GIVEN TASK. Your task is to copy every line of the records below that contains "ylabel".

──────────────────────────────

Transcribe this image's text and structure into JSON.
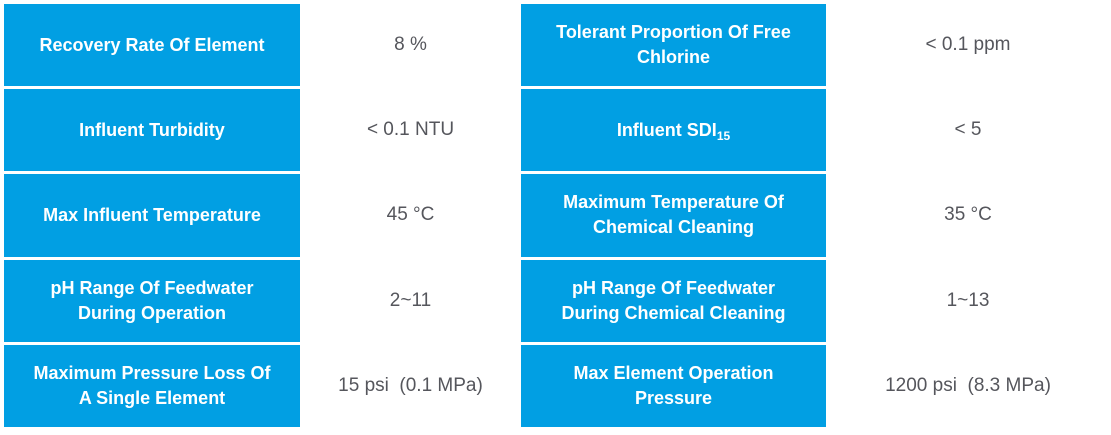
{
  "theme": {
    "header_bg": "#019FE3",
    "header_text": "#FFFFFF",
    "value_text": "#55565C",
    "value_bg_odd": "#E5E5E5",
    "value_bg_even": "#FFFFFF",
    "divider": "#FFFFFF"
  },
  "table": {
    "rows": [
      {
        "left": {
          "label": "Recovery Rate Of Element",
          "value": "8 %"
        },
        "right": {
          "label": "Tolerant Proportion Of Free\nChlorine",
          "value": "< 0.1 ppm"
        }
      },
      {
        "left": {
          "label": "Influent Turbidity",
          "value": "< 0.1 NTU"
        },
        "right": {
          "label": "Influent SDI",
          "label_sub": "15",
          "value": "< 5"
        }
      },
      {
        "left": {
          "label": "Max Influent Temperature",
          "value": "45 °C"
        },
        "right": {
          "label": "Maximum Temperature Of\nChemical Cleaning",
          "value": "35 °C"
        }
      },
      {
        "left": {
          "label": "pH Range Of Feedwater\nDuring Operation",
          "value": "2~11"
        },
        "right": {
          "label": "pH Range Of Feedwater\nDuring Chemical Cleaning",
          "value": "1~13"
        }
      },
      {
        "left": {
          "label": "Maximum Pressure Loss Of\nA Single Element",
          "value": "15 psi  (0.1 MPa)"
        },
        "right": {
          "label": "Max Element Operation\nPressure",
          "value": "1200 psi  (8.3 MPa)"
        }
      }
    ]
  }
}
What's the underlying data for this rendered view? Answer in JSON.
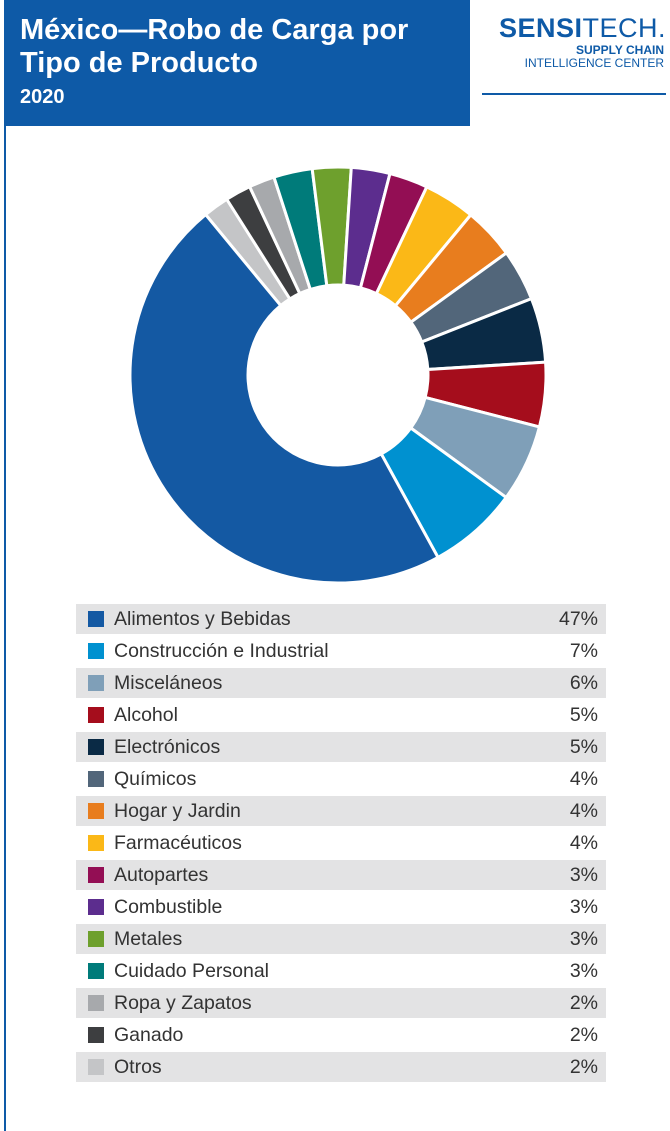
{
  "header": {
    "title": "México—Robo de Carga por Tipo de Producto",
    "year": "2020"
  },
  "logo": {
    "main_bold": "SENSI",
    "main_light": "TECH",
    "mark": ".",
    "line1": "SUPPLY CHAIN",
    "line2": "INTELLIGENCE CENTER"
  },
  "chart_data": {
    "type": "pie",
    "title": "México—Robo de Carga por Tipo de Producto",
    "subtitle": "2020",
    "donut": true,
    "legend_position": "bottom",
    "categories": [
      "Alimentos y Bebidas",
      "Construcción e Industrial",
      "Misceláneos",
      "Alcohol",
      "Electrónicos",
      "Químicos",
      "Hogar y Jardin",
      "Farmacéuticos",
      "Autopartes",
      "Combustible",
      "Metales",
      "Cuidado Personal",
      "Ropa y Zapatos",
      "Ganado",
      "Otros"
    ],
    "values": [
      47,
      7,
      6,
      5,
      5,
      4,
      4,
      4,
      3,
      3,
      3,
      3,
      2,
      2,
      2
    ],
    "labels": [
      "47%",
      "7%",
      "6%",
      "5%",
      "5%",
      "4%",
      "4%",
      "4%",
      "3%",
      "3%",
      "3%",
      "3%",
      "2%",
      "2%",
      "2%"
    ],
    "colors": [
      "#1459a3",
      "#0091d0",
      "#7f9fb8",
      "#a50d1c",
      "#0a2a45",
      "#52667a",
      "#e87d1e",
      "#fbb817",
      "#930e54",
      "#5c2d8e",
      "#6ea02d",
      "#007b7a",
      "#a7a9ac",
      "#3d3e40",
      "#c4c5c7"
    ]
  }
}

──────────────────────────────

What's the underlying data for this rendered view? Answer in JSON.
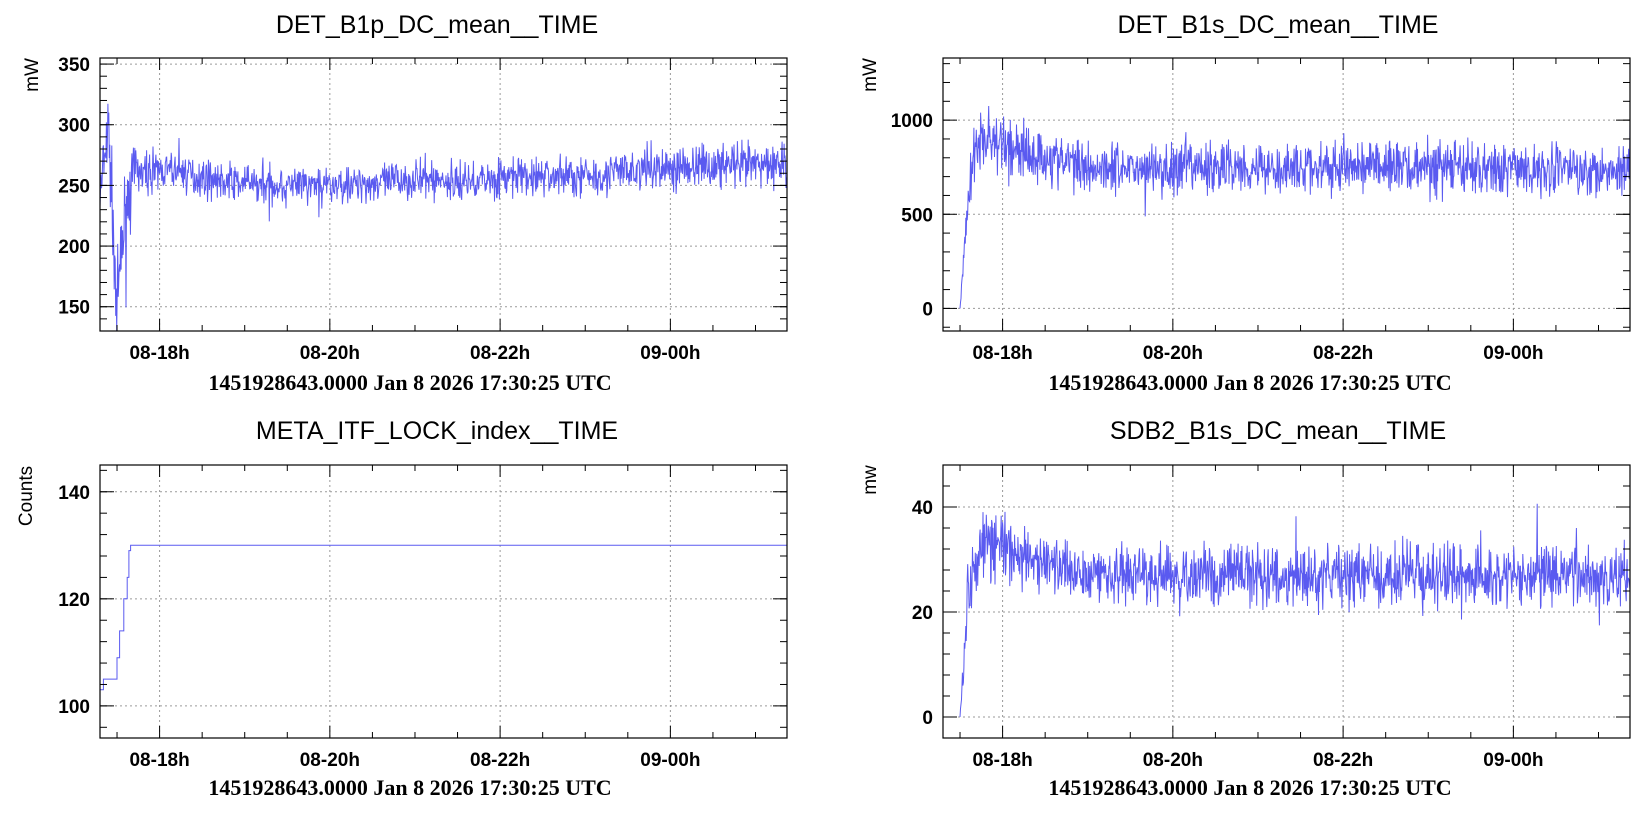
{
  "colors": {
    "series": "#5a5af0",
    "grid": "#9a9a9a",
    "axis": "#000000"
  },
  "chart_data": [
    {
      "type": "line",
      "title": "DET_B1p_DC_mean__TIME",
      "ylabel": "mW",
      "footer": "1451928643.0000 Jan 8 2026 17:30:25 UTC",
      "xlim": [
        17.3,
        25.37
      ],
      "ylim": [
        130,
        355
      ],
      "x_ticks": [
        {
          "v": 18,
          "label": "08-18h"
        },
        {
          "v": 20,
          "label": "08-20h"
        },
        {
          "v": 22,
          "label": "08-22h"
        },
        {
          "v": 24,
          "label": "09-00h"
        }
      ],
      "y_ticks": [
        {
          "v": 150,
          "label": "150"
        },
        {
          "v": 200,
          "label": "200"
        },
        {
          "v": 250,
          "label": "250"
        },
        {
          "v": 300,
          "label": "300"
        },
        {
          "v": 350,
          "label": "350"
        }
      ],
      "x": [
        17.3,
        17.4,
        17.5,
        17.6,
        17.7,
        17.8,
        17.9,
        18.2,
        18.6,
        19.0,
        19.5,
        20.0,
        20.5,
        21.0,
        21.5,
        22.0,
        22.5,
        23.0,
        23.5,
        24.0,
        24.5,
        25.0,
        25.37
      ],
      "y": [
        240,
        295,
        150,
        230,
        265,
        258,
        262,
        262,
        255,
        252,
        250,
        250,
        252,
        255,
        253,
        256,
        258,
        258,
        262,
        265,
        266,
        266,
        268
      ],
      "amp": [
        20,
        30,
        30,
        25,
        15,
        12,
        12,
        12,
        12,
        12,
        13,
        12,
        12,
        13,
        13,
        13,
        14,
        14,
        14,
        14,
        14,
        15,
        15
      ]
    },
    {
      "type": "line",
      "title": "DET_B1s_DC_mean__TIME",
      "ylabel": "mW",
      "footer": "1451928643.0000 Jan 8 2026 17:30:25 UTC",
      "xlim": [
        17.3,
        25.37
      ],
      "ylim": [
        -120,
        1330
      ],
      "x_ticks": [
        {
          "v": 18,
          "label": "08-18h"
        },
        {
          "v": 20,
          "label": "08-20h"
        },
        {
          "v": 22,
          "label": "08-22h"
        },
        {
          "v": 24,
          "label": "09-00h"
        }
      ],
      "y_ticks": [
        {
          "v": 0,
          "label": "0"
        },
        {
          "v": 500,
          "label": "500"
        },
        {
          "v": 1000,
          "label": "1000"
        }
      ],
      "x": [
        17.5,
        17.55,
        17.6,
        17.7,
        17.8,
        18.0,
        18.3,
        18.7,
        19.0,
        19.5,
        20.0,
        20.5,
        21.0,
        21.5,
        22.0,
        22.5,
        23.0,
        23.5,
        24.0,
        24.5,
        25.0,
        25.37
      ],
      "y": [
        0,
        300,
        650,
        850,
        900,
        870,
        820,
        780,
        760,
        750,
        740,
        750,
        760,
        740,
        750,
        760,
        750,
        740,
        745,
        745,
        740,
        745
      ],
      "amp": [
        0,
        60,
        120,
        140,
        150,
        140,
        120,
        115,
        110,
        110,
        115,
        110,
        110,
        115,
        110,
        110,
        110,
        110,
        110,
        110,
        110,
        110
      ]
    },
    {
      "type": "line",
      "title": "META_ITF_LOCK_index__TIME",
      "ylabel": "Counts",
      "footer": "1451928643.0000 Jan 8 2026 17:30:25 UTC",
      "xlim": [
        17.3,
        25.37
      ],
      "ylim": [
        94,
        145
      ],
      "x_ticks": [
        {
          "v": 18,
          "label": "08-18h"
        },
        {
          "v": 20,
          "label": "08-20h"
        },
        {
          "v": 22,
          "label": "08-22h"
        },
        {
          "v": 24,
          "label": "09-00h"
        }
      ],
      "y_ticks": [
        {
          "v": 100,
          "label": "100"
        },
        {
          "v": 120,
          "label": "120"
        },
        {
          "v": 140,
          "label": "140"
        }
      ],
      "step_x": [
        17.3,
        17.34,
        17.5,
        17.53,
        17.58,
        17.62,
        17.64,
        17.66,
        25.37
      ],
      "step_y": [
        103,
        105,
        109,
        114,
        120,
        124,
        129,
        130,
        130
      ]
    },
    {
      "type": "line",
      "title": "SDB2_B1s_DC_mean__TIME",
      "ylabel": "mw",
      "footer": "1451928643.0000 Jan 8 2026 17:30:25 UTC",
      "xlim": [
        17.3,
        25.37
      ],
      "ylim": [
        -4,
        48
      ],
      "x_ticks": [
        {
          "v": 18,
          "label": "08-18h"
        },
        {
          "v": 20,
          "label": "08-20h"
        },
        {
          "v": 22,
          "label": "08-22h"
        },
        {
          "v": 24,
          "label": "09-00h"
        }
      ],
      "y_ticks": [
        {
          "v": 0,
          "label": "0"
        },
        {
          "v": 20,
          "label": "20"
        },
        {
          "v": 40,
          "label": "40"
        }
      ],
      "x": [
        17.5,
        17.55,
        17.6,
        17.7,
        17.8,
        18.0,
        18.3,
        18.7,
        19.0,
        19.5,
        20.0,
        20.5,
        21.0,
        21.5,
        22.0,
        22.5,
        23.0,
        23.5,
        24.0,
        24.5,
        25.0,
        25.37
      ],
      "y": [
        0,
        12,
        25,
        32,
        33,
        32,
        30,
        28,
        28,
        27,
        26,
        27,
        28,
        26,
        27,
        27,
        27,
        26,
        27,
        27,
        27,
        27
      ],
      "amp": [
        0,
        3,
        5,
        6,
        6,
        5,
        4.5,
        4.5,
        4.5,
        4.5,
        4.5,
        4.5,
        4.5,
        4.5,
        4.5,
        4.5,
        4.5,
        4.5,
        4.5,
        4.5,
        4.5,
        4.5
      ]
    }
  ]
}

──────────────────────────────

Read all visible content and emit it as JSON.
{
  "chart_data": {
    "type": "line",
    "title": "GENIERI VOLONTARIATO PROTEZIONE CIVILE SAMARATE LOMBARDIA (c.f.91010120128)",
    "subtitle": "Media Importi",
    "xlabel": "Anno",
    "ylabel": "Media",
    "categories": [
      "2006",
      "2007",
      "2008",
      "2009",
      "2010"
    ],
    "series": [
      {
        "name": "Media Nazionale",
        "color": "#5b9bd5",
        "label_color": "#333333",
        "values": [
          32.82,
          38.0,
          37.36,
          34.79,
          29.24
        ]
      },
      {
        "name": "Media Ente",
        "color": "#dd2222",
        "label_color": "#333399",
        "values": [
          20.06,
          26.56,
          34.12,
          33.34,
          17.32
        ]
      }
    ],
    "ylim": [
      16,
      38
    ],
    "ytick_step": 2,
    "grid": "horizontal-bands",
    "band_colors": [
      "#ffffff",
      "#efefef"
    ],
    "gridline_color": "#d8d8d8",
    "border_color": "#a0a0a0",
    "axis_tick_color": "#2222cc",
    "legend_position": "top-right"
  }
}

──────────────────────────────

TASK OUTPUT.
      "ylabel": "mW",
      "ylabel": "mW",
      "ylabel": "Counts",
      "ylabel": "mw",
    "ylabel": "Media",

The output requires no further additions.